**** Source passage

The relative relationship of adjacent teeth to teeth that require fixed prosthodontic treatment is important. A tooth may have drifted into the space previously occupied by the tooth in need of treatment because a large filling was previously lost. Such changes in alignment can seriously complicate or preclude fabrication of a cast restoration for the damaged tooth and may even necessitate its extraction.
The degree of vertical and horizontal overlap of the teeth is noted. When asked, most patients are capable of making an unguided protrusive movement. During this movement, the degree of posterior disclusion that results from the overlaps of the anterior teeth is observed.
The patient is then guided into lateral excursive movements, and the presence or absence of contacts on the nonworking side and then the working side is noted. Such tooth contact in eccentric movements can be verified with a thin Mylar strip (shim stock). Any posterior cusps that hold the shim stock are evident (Fig. 1-21). Teeth that are subject to excessive loading may develop varying degrees of mobility. Tooth movement (fremitus) should be identified by palpation (Fig. 1-22). If a heavy contact is suspected, a finger placed against the buccal or labial surface while the patient lightly taps the teeth together helps locate fremitus in MI.

********
**** Data records

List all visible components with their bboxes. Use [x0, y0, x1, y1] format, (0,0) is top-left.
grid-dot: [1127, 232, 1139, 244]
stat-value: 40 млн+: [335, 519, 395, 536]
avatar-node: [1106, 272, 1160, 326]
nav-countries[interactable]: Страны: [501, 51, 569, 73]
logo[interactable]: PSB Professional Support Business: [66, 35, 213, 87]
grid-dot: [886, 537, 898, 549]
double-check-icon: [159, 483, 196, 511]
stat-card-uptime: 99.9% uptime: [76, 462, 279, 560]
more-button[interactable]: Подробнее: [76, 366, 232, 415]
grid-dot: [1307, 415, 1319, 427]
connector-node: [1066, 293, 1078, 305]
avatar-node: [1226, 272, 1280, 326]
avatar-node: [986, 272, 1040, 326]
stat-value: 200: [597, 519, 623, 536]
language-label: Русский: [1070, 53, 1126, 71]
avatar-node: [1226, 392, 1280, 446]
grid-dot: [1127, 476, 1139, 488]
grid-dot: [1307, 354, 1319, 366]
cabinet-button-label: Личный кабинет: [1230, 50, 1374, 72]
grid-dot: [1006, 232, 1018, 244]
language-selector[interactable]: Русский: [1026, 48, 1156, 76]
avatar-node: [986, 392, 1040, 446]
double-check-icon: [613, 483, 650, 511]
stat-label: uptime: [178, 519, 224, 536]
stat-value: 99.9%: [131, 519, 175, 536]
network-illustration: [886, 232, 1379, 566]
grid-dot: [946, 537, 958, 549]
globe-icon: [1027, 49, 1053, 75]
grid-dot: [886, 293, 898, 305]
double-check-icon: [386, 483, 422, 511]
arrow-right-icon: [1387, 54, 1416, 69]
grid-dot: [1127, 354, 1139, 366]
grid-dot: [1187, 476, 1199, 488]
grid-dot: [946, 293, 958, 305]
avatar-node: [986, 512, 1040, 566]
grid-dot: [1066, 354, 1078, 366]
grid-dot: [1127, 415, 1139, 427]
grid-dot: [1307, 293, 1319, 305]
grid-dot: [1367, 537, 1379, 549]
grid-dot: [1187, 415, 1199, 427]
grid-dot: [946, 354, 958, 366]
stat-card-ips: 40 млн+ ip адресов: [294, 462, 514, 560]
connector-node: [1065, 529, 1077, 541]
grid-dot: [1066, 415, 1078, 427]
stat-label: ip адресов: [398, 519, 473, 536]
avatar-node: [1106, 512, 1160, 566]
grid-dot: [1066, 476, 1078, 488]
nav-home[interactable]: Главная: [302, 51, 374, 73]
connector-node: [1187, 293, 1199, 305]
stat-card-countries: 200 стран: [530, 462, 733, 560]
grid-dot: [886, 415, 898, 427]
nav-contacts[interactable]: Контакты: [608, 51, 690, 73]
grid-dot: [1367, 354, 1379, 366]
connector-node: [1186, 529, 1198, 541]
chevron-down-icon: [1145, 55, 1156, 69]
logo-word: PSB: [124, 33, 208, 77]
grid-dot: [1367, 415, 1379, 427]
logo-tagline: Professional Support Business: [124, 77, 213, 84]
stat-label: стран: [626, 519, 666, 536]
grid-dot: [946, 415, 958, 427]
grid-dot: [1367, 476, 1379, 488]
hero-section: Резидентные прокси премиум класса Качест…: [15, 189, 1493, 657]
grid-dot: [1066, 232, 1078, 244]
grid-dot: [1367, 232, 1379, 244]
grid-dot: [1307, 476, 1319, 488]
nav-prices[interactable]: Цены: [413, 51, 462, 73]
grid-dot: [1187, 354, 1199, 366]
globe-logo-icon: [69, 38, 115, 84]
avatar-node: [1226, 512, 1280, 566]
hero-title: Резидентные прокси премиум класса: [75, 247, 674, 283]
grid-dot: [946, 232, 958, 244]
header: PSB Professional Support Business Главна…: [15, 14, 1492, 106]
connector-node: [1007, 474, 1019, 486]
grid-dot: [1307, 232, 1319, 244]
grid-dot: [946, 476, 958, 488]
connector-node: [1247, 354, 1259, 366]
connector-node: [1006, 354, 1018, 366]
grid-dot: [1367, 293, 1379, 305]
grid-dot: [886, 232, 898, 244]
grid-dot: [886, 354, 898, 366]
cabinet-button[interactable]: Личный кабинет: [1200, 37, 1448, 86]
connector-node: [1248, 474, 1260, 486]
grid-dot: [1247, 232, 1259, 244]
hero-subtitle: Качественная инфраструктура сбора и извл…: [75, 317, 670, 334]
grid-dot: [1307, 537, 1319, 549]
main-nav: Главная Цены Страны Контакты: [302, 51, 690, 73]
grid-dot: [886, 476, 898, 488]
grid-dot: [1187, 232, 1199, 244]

********

Activity list:
A. Please answer these from the passage on the dental examination:
(i) According to the passage, why may a tooth have drifted into the space of the tooth needing treatment?
(ii) What can verify tooth contact in eccentric movements?
(iii) How should tooth movement (fremitus) be identified?
B. Carry on the passage on the dental examination from its last sentence.

Task-by-task results:
A.
(i) A large filling was previously lost.
(ii) A thin Mylar strip (shim stock).
(iii) By palpation.

B.
The ease with which the patient moves the jaw and the way it can be guided through hinge closure and excursive movements should be assessed, because these factors are a good guide to neuromuscular and masticatory function. If the patient has developed a pattern of protective reflexes, manipulating the jaw is difficult. The patient’s restricted maneuverability is recorded.
Radiographs provide essential information to supplement the clinical examination. Detailed knowledge of the extent of bone support and the root structure of each standing tooth is essential for establishing a comprehensive fixed prosthodontic treatment plan. Although radiation exposure guidelines recommend limiting the number of radiographs to only those that will result in potential changes in treatment decisions, a full periapical series (Fig. 1-23) is normally required for new patients so that a comprehensive fixed prosthodontic treatment plan can be developed. Patient exposure can be minimized by using a technique that provides the most information with a minimal need for repeat films and by using appropriate protection. The use of digital radiography can further help reduce radiation exposure.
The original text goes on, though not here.